======== RECORDS SHOWN ========

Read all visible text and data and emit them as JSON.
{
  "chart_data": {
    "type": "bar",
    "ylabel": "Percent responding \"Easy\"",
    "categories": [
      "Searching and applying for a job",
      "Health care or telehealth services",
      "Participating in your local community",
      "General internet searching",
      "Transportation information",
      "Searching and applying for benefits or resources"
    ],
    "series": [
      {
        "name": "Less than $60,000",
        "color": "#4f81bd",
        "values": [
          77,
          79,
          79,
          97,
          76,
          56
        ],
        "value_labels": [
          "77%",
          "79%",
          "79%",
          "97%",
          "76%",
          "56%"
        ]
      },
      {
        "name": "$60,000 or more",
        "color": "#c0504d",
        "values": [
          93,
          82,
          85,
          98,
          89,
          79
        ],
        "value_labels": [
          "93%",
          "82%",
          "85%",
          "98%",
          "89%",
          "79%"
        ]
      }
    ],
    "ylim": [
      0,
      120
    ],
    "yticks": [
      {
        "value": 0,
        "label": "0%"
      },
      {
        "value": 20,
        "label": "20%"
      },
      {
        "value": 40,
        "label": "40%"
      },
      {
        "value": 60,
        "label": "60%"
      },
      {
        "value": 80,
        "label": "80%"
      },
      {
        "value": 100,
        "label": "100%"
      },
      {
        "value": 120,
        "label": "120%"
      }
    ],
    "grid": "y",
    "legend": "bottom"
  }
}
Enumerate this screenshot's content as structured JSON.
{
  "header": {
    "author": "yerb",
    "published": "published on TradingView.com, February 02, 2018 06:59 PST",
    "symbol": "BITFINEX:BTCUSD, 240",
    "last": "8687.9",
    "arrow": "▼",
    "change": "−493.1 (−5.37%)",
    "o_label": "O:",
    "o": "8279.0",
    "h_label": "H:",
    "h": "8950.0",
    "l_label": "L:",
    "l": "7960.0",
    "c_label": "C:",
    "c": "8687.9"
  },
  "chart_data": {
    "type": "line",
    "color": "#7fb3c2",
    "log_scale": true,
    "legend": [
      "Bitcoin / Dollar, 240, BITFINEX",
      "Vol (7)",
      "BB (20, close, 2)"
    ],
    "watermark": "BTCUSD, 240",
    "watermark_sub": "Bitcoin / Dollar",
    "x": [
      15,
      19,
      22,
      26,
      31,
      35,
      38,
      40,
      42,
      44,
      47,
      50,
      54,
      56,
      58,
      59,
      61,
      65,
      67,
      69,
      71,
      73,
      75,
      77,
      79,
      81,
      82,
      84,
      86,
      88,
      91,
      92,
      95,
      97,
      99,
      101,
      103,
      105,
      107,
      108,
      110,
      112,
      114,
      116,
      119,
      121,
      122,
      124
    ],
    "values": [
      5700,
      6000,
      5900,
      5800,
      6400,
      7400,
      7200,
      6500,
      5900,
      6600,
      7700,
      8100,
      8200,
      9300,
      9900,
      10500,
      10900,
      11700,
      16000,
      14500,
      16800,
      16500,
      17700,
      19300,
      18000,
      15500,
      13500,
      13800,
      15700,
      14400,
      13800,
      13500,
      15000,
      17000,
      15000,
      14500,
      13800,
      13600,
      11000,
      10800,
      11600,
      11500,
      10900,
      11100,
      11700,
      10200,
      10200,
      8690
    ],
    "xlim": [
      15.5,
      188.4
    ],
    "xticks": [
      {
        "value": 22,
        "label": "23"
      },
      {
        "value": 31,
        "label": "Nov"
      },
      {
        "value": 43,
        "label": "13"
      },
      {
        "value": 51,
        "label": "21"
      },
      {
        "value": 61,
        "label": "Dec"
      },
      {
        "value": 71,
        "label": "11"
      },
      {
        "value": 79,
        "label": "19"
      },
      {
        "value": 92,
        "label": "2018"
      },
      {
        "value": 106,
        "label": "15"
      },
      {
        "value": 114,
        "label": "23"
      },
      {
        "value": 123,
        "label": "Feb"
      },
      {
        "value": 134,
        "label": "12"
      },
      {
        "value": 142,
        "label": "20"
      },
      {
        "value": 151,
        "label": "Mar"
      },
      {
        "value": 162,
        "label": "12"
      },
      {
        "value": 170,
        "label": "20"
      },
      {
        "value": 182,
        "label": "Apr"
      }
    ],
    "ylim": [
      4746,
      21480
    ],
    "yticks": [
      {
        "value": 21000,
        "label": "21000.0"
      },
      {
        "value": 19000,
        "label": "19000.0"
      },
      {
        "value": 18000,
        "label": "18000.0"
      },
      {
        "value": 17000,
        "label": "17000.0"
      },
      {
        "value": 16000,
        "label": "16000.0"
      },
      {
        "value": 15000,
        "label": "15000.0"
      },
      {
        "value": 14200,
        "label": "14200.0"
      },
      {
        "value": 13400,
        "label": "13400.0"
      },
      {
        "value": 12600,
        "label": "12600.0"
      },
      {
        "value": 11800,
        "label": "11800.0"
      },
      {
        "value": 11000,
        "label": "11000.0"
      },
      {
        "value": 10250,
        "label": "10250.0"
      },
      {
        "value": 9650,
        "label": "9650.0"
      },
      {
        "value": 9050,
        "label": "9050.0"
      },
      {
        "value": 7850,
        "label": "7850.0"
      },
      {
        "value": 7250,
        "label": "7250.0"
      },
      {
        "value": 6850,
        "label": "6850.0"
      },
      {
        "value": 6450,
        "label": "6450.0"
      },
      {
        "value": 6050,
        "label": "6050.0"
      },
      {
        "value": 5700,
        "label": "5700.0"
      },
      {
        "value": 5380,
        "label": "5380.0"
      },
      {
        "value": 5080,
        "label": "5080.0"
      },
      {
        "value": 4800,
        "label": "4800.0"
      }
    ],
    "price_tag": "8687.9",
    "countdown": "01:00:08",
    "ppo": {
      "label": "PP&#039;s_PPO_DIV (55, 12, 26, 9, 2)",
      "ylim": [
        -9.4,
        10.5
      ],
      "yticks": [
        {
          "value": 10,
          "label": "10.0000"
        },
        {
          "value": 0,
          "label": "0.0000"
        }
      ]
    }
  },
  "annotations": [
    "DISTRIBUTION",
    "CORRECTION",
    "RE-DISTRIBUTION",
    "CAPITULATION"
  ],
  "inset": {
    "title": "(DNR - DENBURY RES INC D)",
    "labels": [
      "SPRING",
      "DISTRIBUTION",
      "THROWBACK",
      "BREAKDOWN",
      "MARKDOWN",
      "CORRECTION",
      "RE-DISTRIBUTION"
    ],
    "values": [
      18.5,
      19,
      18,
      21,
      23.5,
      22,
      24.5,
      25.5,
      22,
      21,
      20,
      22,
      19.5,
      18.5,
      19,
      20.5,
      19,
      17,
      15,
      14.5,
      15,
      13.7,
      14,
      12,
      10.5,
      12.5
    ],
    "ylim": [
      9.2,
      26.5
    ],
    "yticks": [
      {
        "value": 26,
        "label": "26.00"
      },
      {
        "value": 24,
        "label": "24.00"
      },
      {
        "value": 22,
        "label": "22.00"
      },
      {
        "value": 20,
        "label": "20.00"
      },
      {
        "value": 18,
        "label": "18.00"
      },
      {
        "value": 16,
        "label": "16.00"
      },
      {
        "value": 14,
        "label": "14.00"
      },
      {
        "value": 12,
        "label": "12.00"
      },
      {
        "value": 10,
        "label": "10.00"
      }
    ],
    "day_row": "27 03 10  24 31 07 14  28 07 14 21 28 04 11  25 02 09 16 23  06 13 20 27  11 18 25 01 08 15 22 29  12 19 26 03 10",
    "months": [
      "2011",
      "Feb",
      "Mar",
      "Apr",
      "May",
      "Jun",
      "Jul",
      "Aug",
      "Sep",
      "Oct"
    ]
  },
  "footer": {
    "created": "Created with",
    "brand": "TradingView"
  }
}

========

SHORT TASK - Hand back the material above in full, exactly as written.

COMPLETE ANSWER -
Read all visible text and data and emit them as JSON.
{
  "chart_data": {
    "type": "bar",
    "ylabel": "Percent responding \"Easy\"",
    "categories": [
      "Searching and applying for a job",
      "Health care or telehealth services",
      "Participating in your local community",
      "General internet searching",
      "Transportation information",
      "Searching and applying for benefits or resources"
    ],
    "series": [
      {
        "name": "Less than $60,000",
        "color": "#4f81bd",
        "values": [
          77,
          79,
          79,
          97,
          76,
          56
        ],
        "value_labels": [
          "77%",
          "79%",
          "79%",
          "97%",
          "76%",
          "56%"
        ]
      },
      {
        "name": "$60,000 or more",
        "color": "#c0504d",
        "values": [
          93,
          82,
          85,
          98,
          89,
          79
        ],
        "value_labels": [
          "93%",
          "82%",
          "85%",
          "98%",
          "89%",
          "79%"
        ]
      }
    ],
    "ylim": [
      0,
      120
    ],
    "yticks": [
      {
        "value": 0,
        "label": "0%"
      },
      {
        "value": 20,
        "label": "20%"
      },
      {
        "value": 40,
        "label": "40%"
      },
      {
        "value": 60,
        "label": "60%"
      },
      {
        "value": 80,
        "label": "80%"
      },
      {
        "value": 100,
        "label": "100%"
      },
      {
        "value": 120,
        "label": "120%"
      }
    ],
    "grid": "y",
    "legend": "bottom"
  }
}
Enumerate this screenshot's content as structured JSON.
{
  "header": {
    "author": "yerb",
    "published": "published on TradingView.com, February 02, 2018 06:59 PST",
    "symbol": "BITFINEX:BTCUSD, 240",
    "last": "8687.9",
    "arrow": "▼",
    "change": "−493.1 (−5.37%)",
    "o_label": "O:",
    "o": "8279.0",
    "h_label": "H:",
    "h": "8950.0",
    "l_label": "L:",
    "l": "7960.0",
    "c_label": "C:",
    "c": "8687.9"
  },
  "chart_data": {
    "type": "line",
    "color": "#7fb3c2",
    "log_scale": true,
    "legend": [
      "Bitcoin / Dollar, 240, BITFINEX",
      "Vol (7)",
      "BB (20, close, 2)"
    ],
    "watermark": "BTCUSD, 240",
    "watermark_sub": "Bitcoin / Dollar",
    "x": [
      15,
      19,
      22,
      26,
      31,
      35,
      38,
      40,
      42,
      44,
      47,
      50,
      54,
      56,
      58,
      59,
      61,
      65,
      67,
      69,
      71,
      73,
      75,
      77,
      79,
      81,
      82,
      84,
      86,
      88,
      91,
      92,
      95,
      97,
      99,
      101,
      103,
      105,
      107,
      108,
      110,
      112,
      114,
      116,
      119,
      121,
      122,
      124
    ],
    "values": [
      5700,
      6000,
      5900,
      5800,
      6400,
      7400,
      7200,
      6500,
      5900,
      6600,
      7700,
      8100,
      8200,
      9300,
      9900,
      10500,
      10900,
      11700,
      16000,
      14500,
      16800,
      16500,
      17700,
      19300,
      18000,
      15500,
      13500,
      13800,
      15700,
      14400,
      13800,
      13500,
      15000,
      17000,
      15000,
      14500,
      13800,
      13600,
      11000,
      10800,
      11600,
      11500,
      10900,
      11100,
      11700,
      10200,
      10200,
      8690
    ],
    "xlim": [
      15.5,
      188.4
    ],
    "xticks": [
      {
        "value": 22,
        "label": "23"
      },
      {
        "value": 31,
        "label": "Nov"
      },
      {
        "value": 43,
        "label": "13"
      },
      {
        "value": 51,
        "label": "21"
      },
      {
        "value": 61,
        "label": "Dec"
      },
      {
        "value": 71,
        "label": "11"
      },
      {
        "value": 79,
        "label": "19"
      },
      {
        "value": 92,
        "label": "2018"
      },
      {
        "value": 106,
        "label": "15"
      },
      {
        "value": 114,
        "label": "23"
      },
      {
        "value": 123,
        "label": "Feb"
      },
      {
        "value": 134,
        "label": "12"
      },
      {
        "value": 142,
        "label": "20"
      },
      {
        "value": 151,
        "label": "Mar"
      },
      {
        "value": 162,
        "label": "12"
      },
      {
        "value": 170,
        "label": "20"
      },
      {
        "value": 182,
        "label": "Apr"
      }
    ],
    "ylim": [
      4746,
      21480
    ],
    "yticks": [
      {
        "value": 21000,
        "label": "21000.0"
      },
      {
        "value": 19000,
        "label": "19000.0"
      },
      {
        "value": 18000,
        "label": "18000.0"
      },
      {
        "value": 17000,
        "label": "17000.0"
      },
      {
        "value": 16000,
        "label": "16000.0"
      },
      {
        "value": 15000,
        "label": "15000.0"
      },
      {
        "value": 14200,
        "label": "14200.0"
      },
      {
        "value": 13400,
        "label": "13400.0"
      },
      {
        "value": 12600,
        "label": "12600.0"
      },
      {
        "value": 11800,
        "label": "11800.0"
      },
      {
        "value": 11000,
        "label": "11000.0"
      },
      {
        "value": 10250,
        "label": "10250.0"
      },
      {
        "value": 9650,
        "label": "9650.0"
      },
      {
        "value": 9050,
        "label": "9050.0"
      },
      {
        "value": 7850,
        "label": "7850.0"
      },
      {
        "value": 7250,
        "label": "7250.0"
      },
      {
        "value": 6850,
        "label": "6850.0"
      },
      {
        "value": 6450,
        "label": "6450.0"
      },
      {
        "value": 6050,
        "label": "6050.0"
      },
      {
        "value": 5700,
        "label": "5700.0"
      },
      {
        "value": 5380,
        "label": "5380.0"
      },
      {
        "value": 5080,
        "label": "5080.0"
      },
      {
        "value": 4800,
        "label": "4800.0"
      }
    ],
    "price_tag": "8687.9",
    "countdown": "01:00:08",
    "ppo": {
      "label": "PP&#039;s_PPO_DIV (55, 12, 26, 9, 2)",
      "ylim": [
        -9.4,
        10.5
      ],
      "yticks": [
        {
          "value": 10,
          "label": "10.0000"
        },
        {
          "value": 0,
          "label": "0.0000"
        }
      ]
    }
  },
  "annotations": [
    "DISTRIBUTION",
    "CORRECTION",
    "RE-DISTRIBUTION",
    "CAPITULATION"
  ],
  "inset": {
    "title": "(DNR - DENBURY RES INC D)",
    "labels": [
      "SPRING",
      "DISTRIBUTION",
      "THROWBACK",
      "BREAKDOWN",
      "MARKDOWN",
      "CORRECTION",
      "RE-DISTRIBUTION"
    ],
    "values": [
      18.5,
      19,
      18,
      21,
      23.5,
      22,
      24.5,
      25.5,
      22,
      21,
      20,
      22,
      19.5,
      18.5,
      19,
      20.5,
      19,
      17,
      15,
      14.5,
      15,
      13.7,
      14,
      12,
      10.5,
      12.5
    ],
    "ylim": [
      9.2,
      26.5
    ],
    "yticks": [
      {
        "value": 26,
        "label": "26.00"
      },
      {
        "value": 24,
        "label": "24.00"
      },
      {
        "value": 22,
        "label": "22.00"
      },
      {
        "value": 20,
        "label": "20.00"
      },
      {
        "value": 18,
        "label": "18.00"
      },
      {
        "value": 16,
        "label": "16.00"
      },
      {
        "value": 14,
        "label": "14.00"
      },
      {
        "value": 12,
        "label": "12.00"
      },
      {
        "value": 10,
        "label": "10.00"
      }
    ],
    "day_row": "27 03 10  24 31 07 14  28 07 14 21 28 04 11  25 02 09 16 23  06 13 20 27  11 18 25 01 08 15 22 29  12 19 26 03 10",
    "months": [
      "2011",
      "Feb",
      "Mar",
      "Apr",
      "May",
      "Jun",
      "Jul",
      "Aug",
      "Sep",
      "Oct"
    ]
  },
  "footer": {
    "created": "Created with",
    "brand": "TradingView"
  }
}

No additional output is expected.